* **DO THIS**
Take the entries below and reproduce them word for word.

-- Start MATERIAL PROVIDED --

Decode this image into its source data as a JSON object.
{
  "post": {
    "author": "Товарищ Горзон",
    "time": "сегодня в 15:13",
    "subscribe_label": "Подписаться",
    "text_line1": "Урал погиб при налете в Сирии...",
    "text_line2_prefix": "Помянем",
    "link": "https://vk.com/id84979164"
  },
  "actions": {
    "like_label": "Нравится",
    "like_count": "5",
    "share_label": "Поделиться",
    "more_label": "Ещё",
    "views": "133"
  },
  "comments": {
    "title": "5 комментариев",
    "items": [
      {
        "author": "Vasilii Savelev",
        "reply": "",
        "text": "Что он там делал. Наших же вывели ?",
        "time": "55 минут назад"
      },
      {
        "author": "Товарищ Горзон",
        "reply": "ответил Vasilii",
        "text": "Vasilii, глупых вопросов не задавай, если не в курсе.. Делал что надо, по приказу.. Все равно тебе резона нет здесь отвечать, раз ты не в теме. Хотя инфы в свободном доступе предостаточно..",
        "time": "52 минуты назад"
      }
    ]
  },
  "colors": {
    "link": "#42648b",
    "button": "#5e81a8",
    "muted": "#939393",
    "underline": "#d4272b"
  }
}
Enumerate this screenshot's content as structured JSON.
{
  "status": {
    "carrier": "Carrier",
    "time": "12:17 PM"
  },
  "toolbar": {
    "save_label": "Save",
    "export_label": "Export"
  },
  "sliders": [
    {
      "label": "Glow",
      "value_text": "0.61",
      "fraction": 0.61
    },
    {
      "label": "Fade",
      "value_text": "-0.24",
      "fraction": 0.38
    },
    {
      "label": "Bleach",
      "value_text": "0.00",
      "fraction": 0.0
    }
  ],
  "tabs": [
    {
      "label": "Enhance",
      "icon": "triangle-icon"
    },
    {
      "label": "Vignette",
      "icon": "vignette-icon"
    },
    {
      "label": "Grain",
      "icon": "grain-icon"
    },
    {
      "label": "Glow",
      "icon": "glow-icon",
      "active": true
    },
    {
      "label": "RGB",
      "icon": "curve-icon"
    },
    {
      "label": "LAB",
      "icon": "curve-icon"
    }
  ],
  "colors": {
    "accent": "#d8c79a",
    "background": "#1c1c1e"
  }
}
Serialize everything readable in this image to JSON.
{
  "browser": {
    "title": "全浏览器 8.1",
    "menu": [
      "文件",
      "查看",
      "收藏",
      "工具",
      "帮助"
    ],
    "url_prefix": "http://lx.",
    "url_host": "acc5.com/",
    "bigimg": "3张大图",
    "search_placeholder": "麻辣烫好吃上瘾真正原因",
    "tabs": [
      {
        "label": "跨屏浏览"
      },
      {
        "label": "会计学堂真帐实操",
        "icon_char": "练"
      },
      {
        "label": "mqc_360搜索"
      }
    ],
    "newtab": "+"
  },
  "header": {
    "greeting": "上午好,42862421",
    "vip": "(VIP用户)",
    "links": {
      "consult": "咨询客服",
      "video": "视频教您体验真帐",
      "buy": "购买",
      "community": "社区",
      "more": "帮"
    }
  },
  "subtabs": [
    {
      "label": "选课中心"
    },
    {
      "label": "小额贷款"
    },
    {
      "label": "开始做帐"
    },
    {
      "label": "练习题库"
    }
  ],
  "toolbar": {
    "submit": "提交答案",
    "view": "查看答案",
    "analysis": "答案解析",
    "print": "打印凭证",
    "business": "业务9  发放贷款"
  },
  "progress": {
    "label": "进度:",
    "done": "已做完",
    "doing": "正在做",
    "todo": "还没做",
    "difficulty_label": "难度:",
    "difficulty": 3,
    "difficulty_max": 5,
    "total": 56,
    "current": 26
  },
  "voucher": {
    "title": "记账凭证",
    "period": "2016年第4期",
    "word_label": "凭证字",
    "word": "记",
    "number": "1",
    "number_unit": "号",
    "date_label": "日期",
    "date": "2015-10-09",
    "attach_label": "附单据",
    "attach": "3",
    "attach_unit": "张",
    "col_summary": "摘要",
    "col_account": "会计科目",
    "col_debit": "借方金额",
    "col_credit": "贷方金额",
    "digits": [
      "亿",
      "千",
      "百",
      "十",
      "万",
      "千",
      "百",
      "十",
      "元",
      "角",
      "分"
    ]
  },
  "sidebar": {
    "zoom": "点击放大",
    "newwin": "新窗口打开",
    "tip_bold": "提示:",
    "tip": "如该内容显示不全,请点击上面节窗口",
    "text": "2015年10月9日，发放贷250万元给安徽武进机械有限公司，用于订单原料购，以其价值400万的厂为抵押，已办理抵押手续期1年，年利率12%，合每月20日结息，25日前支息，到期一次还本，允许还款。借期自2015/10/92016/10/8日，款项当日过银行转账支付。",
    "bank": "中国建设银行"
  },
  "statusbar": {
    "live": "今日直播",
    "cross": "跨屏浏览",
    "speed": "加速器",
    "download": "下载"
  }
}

-- End MATERIAL PROVIDED --

* **EXERCISE RESULT**
Decode this image into its source data as a JSON object.
{
  "post": {
    "author": "Товарищ Горзон",
    "time": "сегодня в 15:13",
    "subscribe_label": "Подписаться",
    "text_line1": "Урал погиб при налете в Сирии...",
    "text_line2_prefix": "Помянем",
    "link": "https://vk.com/id84979164"
  },
  "actions": {
    "like_label": "Нравится",
    "like_count": "5",
    "share_label": "Поделиться",
    "more_label": "Ещё",
    "views": "133"
  },
  "comments": {
    "title": "5 комментариев",
    "items": [
      {
        "author": "Vasilii Savelev",
        "reply": "",
        "text": "Что он там делал. Наших же вывели ?",
        "time": "55 минут назад"
      },
      {
        "author": "Товарищ Горзон",
        "reply": "ответил Vasilii",
        "text": "Vasilii, глупых вопросов не задавай, если не в курсе.. Делал что надо, по приказу.. Все равно тебе резона нет здесь отвечать, раз ты не в теме. Хотя инфы в свободном доступе предостаточно..",
        "time": "52 минуты назад"
      }
    ]
  },
  "colors": {
    "link": "#42648b",
    "button": "#5e81a8",
    "muted": "#939393",
    "underline": "#d4272b"
  }
}
Enumerate this screenshot's content as structured JSON.
{
  "status": {
    "carrier": "Carrier",
    "time": "12:17 PM"
  },
  "toolbar": {
    "save_label": "Save",
    "export_label": "Export"
  },
  "sliders": [
    {
      "label": "Glow",
      "value_text": "0.61",
      "fraction": 0.61
    },
    {
      "label": "Fade",
      "value_text": "-0.24",
      "fraction": 0.38
    },
    {
      "label": "Bleach",
      "value_text": "0.00",
      "fraction": 0.0
    }
  ],
  "tabs": [
    {
      "label": "Enhance",
      "icon": "triangle-icon"
    },
    {
      "label": "Vignette",
      "icon": "vignette-icon"
    },
    {
      "label": "Grain",
      "icon": "grain-icon"
    },
    {
      "label": "Glow",
      "icon": "glow-icon",
      "active": true
    },
    {
      "label": "RGB",
      "icon": "curve-icon"
    },
    {
      "label": "LAB",
      "icon": "curve-icon"
    }
  ],
  "colors": {
    "accent": "#d8c79a",
    "background": "#1c1c1e"
  }
}
Serialize everything readable in this image to JSON.
{
  "browser": {
    "title": "全浏览器 8.1",
    "menu": [
      "文件",
      "查看",
      "收藏",
      "工具",
      "帮助"
    ],
    "url_prefix": "http://lx.",
    "url_host": "acc5.com/",
    "bigimg": "3张大图",
    "search_placeholder": "麻辣烫好吃上瘾真正原因",
    "tabs": [
      {
        "label": "跨屏浏览"
      },
      {
        "label": "会计学堂真帐实操",
        "icon_char": "练"
      },
      {
        "label": "mqc_360搜索"
      }
    ],
    "newtab": "+"
  },
  "header": {
    "greeting": "上午好,42862421",
    "vip": "(VIP用户)",
    "links": {
      "consult": "咨询客服",
      "video": "视频教您体验真帐",
      "buy": "购买",
      "community": "社区",
      "more": "帮"
    }
  },
  "subtabs": [
    {
      "label": "选课中心"
    },
    {
      "label": "小额贷款"
    },
    {
      "label": "开始做帐"
    },
    {
      "label": "练习题库"
    }
  ],
  "toolbar": {
    "submit": "提交答案",
    "view": "查看答案",
    "analysis": "答案解析",
    "print": "打印凭证",
    "business": "业务9  发放贷款"
  },
  "progress": {
    "label": "进度:",
    "done": "已做完",
    "doing": "正在做",
    "todo": "还没做",
    "difficulty_label": "难度:",
    "difficulty": 3,
    "difficulty_max": 5,
    "total": 56,
    "current": 26
  },
  "voucher": {
    "title": "记账凭证",
    "period": "2016年第4期",
    "word_label": "凭证字",
    "word": "记",
    "number": "1",
    "number_unit": "号",
    "date_label": "日期",
    "date": "2015-10-09",
    "attach_label": "附单据",
    "attach": "3",
    "attach_unit": "张",
    "col_summary": "摘要",
    "col_account": "会计科目",
    "col_debit": "借方金额",
    "col_credit": "贷方金额",
    "digits": [
      "亿",
      "千",
      "百",
      "十",
      "万",
      "千",
      "百",
      "十",
      "元",
      "角",
      "分"
    ]
  },
  "sidebar": {
    "zoom": "点击放大",
    "newwin": "新窗口打开",
    "tip_bold": "提示:",
    "tip": "如该内容显示不全,请点击上面节窗口",
    "text": "2015年10月9日，发放贷250万元给安徽武进机械有限公司，用于订单原料购，以其价值400万的厂为抵押，已办理抵押手续期1年，年利率12%，合每月20日结息，25日前支息，到期一次还本，允许还款。借期自2015/10/92016/10/8日，款项当日过银行转账支付。",
    "bank": "中国建设银行"
  },
  "statusbar": {
    "live": "今日直播",
    "cross": "跨屏浏览",
    "speed": "加速器",
    "download": "下载"
  }
}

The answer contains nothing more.